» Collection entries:
※ ※ ※

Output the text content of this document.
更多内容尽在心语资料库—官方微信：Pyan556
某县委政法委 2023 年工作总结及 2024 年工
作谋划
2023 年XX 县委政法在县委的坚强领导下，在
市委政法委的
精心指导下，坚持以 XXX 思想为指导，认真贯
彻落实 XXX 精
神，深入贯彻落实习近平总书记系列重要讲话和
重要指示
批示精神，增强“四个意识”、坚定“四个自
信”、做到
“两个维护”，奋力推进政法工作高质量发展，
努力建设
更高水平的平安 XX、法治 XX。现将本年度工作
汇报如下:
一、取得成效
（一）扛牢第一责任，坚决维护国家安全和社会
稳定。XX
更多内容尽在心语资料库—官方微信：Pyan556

※ ※ ※

» GIVEN TASK: Copy out each line exactly.

» SOLUTION FOR THIS EXERCISE:
Output the text content of this document.
更多内容尽在心语资料库—官方微信：Pyan556
某县委政法委 2023 年工作总结及 2024 年工
作谋划
2023 年XX 县委政法在县委的坚强领导下，在
市委政法委的
精心指导下，坚持以 XXX 思想为指导，认真贯
彻落实 XXX 精
神，深入贯彻落实习近平总书记系列重要讲话和
重要指示
批示精神，增强“四个意识”、坚定“四个自
信”、做到
“两个维护”，奋力推进政法工作高质量发展，
努力建设
更高水平的平安 XX、法治 XX。现将本年度工作
汇报如下:
一、取得成效
（一）扛牢第一责任，坚决维护国家安全和社会
稳定。XX
更多内容尽在心语资料库—官方微信：Pyan556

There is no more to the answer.